# What is needed
Output all of the entries below precisely as written.

(Collected data entries)
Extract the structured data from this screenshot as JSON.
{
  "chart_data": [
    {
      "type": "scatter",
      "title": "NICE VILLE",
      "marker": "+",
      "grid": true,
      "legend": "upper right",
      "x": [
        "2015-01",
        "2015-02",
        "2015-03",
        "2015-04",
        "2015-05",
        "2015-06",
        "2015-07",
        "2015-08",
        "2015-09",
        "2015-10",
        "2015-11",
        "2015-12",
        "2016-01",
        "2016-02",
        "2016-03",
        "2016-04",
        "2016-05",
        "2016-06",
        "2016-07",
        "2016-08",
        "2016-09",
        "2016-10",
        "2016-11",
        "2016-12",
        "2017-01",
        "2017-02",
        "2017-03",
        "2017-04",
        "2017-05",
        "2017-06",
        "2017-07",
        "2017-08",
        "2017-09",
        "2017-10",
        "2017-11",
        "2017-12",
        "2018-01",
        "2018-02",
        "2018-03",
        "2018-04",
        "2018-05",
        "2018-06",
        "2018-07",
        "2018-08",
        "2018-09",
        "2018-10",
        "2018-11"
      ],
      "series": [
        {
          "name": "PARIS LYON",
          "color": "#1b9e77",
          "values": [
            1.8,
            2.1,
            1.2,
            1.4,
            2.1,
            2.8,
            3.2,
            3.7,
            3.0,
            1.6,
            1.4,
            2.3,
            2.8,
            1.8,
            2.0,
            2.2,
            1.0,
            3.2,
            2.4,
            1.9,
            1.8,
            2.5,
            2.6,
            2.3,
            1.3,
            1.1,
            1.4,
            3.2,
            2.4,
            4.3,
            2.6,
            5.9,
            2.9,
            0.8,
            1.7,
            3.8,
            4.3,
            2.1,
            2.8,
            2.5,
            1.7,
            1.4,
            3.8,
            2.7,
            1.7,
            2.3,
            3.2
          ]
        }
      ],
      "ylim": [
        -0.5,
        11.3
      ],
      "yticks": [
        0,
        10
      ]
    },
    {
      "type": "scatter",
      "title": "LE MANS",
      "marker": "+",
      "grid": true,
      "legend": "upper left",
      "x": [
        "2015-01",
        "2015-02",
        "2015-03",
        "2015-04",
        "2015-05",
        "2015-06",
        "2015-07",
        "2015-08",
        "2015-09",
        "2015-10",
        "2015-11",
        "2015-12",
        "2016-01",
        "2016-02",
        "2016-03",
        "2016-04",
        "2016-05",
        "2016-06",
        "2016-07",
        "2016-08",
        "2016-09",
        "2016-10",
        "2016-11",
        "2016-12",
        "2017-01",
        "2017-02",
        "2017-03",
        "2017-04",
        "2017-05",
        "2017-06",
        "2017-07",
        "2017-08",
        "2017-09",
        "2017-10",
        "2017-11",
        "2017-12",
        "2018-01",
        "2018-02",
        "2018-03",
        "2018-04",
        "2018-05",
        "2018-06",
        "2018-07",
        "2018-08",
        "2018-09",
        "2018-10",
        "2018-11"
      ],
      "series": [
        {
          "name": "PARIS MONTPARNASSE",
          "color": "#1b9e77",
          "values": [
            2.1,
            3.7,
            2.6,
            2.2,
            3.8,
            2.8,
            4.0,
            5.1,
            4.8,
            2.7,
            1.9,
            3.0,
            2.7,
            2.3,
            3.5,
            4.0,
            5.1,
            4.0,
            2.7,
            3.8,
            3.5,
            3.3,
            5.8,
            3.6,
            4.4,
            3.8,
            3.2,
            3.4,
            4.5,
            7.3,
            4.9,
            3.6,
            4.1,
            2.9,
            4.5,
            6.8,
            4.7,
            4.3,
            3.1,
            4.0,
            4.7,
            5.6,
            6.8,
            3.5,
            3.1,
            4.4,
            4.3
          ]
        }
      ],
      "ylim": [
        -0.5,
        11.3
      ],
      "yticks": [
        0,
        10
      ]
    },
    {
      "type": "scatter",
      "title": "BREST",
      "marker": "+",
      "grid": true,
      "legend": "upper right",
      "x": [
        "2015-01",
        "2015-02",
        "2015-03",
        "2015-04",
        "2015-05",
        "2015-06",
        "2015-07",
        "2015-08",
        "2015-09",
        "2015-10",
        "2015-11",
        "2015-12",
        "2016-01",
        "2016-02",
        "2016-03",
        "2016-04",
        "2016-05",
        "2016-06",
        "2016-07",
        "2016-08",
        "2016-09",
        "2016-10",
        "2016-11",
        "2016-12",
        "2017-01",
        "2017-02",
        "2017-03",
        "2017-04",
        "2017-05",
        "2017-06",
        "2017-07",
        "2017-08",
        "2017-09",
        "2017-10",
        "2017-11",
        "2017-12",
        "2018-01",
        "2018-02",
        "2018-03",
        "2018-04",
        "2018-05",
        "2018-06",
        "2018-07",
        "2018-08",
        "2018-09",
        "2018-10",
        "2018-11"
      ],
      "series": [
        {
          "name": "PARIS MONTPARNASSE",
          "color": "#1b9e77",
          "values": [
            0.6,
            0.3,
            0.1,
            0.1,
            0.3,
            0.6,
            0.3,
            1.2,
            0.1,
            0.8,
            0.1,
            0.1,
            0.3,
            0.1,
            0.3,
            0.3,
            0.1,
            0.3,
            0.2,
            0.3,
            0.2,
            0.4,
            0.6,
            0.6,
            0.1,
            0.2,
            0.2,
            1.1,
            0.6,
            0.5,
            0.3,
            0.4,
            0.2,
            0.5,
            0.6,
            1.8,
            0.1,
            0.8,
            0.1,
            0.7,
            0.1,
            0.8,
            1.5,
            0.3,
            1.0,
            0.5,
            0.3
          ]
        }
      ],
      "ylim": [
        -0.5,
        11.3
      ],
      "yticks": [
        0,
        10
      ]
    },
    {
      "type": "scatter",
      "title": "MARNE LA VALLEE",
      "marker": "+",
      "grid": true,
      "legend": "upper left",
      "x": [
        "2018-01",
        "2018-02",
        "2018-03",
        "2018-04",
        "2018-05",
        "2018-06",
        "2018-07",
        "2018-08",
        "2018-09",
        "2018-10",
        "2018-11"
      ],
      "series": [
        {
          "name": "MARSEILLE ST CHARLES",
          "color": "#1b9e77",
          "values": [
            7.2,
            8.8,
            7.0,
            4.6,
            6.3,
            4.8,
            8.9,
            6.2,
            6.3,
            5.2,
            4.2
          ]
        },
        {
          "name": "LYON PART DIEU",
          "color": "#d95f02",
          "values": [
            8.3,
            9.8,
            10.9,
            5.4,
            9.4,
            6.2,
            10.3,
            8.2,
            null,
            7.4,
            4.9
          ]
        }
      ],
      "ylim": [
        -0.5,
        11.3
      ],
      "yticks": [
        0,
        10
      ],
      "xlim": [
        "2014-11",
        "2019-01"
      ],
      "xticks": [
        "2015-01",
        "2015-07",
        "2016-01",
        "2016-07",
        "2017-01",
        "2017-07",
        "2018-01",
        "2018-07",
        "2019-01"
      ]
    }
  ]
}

# Worked answer
Extract the structured data from this screenshot as JSON.
{
  "chart_data": [
    {
      "type": "scatter",
      "title": "NICE VILLE",
      "marker": "+",
      "grid": true,
      "legend": "upper right",
      "x": [
        "2015-01",
        "2015-02",
        "2015-03",
        "2015-04",
        "2015-05",
        "2015-06",
        "2015-07",
        "2015-08",
        "2015-09",
        "2015-10",
        "2015-11",
        "2015-12",
        "2016-01",
        "2016-02",
        "2016-03",
        "2016-04",
        "2016-05",
        "2016-06",
        "2016-07",
        "2016-08",
        "2016-09",
        "2016-10",
        "2016-11",
        "2016-12",
        "2017-01",
        "2017-02",
        "2017-03",
        "2017-04",
        "2017-05",
        "2017-06",
        "2017-07",
        "2017-08",
        "2017-09",
        "2017-10",
        "2017-11",
        "2017-12",
        "2018-01",
        "2018-02",
        "2018-03",
        "2018-04",
        "2018-05",
        "2018-06",
        "2018-07",
        "2018-08",
        "2018-09",
        "2018-10",
        "2018-11"
      ],
      "series": [
        {
          "name": "PARIS LYON",
          "color": "#1b9e77",
          "values": [
            1.8,
            2.1,
            1.2,
            1.4,
            2.1,
            2.8,
            3.2,
            3.7,
            3.0,
            1.6,
            1.4,
            2.3,
            2.8,
            1.8,
            2.0,
            2.2,
            1.0,
            3.2,
            2.4,
            1.9,
            1.8,
            2.5,
            2.6,
            2.3,
            1.3,
            1.1,
            1.4,
            3.2,
            2.4,
            4.3,
            2.6,
            5.9,
            2.9,
            0.8,
            1.7,
            3.8,
            4.3,
            2.1,
            2.8,
            2.5,
            1.7,
            1.4,
            3.8,
            2.7,
            1.7,
            2.3,
            3.2
          ]
        }
      ],
      "ylim": [
        -0.5,
        11.3
      ],
      "yticks": [
        0,
        10
      ]
    },
    {
      "type": "scatter",
      "title": "LE MANS",
      "marker": "+",
      "grid": true,
      "legend": "upper left",
      "x": [
        "2015-01",
        "2015-02",
        "2015-03",
        "2015-04",
        "2015-05",
        "2015-06",
        "2015-07",
        "2015-08",
        "2015-09",
        "2015-10",
        "2015-11",
        "2015-12",
        "2016-01",
        "2016-02",
        "2016-03",
        "2016-04",
        "2016-05",
        "2016-06",
        "2016-07",
        "2016-08",
        "2016-09",
        "2016-10",
        "2016-11",
        "2016-12",
        "2017-01",
        "2017-02",
        "2017-03",
        "2017-04",
        "2017-05",
        "2017-06",
        "2017-07",
        "2017-08",
        "2017-09",
        "2017-10",
        "2017-11",
        "2017-12",
        "2018-01",
        "2018-02",
        "2018-03",
        "2018-04",
        "2018-05",
        "2018-06",
        "2018-07",
        "2018-08",
        "2018-09",
        "2018-10",
        "2018-11"
      ],
      "series": [
        {
          "name": "PARIS MONTPARNASSE",
          "color": "#1b9e77",
          "values": [
            2.1,
            3.7,
            2.6,
            2.2,
            3.8,
            2.8,
            4.0,
            5.1,
            4.8,
            2.7,
            1.9,
            3.0,
            2.7,
            2.3,
            3.5,
            4.0,
            5.1,
            4.0,
            2.7,
            3.8,
            3.5,
            3.3,
            5.8,
            3.6,
            4.4,
            3.8,
            3.2,
            3.4,
            4.5,
            7.3,
            4.9,
            3.6,
            4.1,
            2.9,
            4.5,
            6.8,
            4.7,
            4.3,
            3.1,
            4.0,
            4.7,
            5.6,
            6.8,
            3.5,
            3.1,
            4.4,
            4.3
          ]
        }
      ],
      "ylim": [
        -0.5,
        11.3
      ],
      "yticks": [
        0,
        10
      ]
    },
    {
      "type": "scatter",
      "title": "BREST",
      "marker": "+",
      "grid": true,
      "legend": "upper right",
      "x": [
        "2015-01",
        "2015-02",
        "2015-03",
        "2015-04",
        "2015-05",
        "2015-06",
        "2015-07",
        "2015-08",
        "2015-09",
        "2015-10",
        "2015-11",
        "2015-12",
        "2016-01",
        "2016-02",
        "2016-03",
        "2016-04",
        "2016-05",
        "2016-06",
        "2016-07",
        "2016-08",
        "2016-09",
        "2016-10",
        "2016-11",
        "2016-12",
        "2017-01",
        "2017-02",
        "2017-03",
        "2017-04",
        "2017-05",
        "2017-06",
        "2017-07",
        "2017-08",
        "2017-09",
        "2017-10",
        "2017-11",
        "2017-12",
        "2018-01",
        "2018-02",
        "2018-03",
        "2018-04",
        "2018-05",
        "2018-06",
        "2018-07",
        "2018-08",
        "2018-09",
        "2018-10",
        "2018-11"
      ],
      "series": [
        {
          "name": "PARIS MONTPARNASSE",
          "color": "#1b9e77",
          "values": [
            0.6,
            0.3,
            0.1,
            0.1,
            0.3,
            0.6,
            0.3,
            1.2,
            0.1,
            0.8,
            0.1,
            0.1,
            0.3,
            0.1,
            0.3,
            0.3,
            0.1,
            0.3,
            0.2,
            0.3,
            0.2,
            0.4,
            0.6,
            0.6,
            0.1,
            0.2,
            0.2,
            1.1,
            0.6,
            0.5,
            0.3,
            0.4,
            0.2,
            0.5,
            0.6,
            1.8,
            0.1,
            0.8,
            0.1,
            0.7,
            0.1,
            0.8,
            1.5,
            0.3,
            1.0,
            0.5,
            0.3
          ]
        }
      ],
      "ylim": [
        -0.5,
        11.3
      ],
      "yticks": [
        0,
        10
      ]
    },
    {
      "type": "scatter",
      "title": "MARNE LA VALLEE",
      "marker": "+",
      "grid": true,
      "legend": "upper left",
      "x": [
        "2018-01",
        "2018-02",
        "2018-03",
        "2018-04",
        "2018-05",
        "2018-06",
        "2018-07",
        "2018-08",
        "2018-09",
        "2018-10",
        "2018-11"
      ],
      "series": [
        {
          "name": "MARSEILLE ST CHARLES",
          "color": "#1b9e77",
          "values": [
            7.2,
            8.8,
            7.0,
            4.6,
            6.3,
            4.8,
            8.9,
            6.2,
            6.3,
            5.2,
            4.2
          ]
        },
        {
          "name": "LYON PART DIEU",
          "color": "#d95f02",
          "values": [
            8.3,
            9.8,
            10.9,
            5.4,
            9.4,
            6.2,
            10.3,
            8.2,
            null,
            7.4,
            4.9
          ]
        }
      ],
      "ylim": [
        -0.5,
        11.3
      ],
      "yticks": [
        0,
        10
      ],
      "xlim": [
        "2014-11",
        "2019-01"
      ],
      "xticks": [
        "2015-01",
        "2015-07",
        "2016-01",
        "2016-07",
        "2017-01",
        "2017-07",
        "2018-01",
        "2018-07",
        "2019-01"
      ]
    }
  ]
}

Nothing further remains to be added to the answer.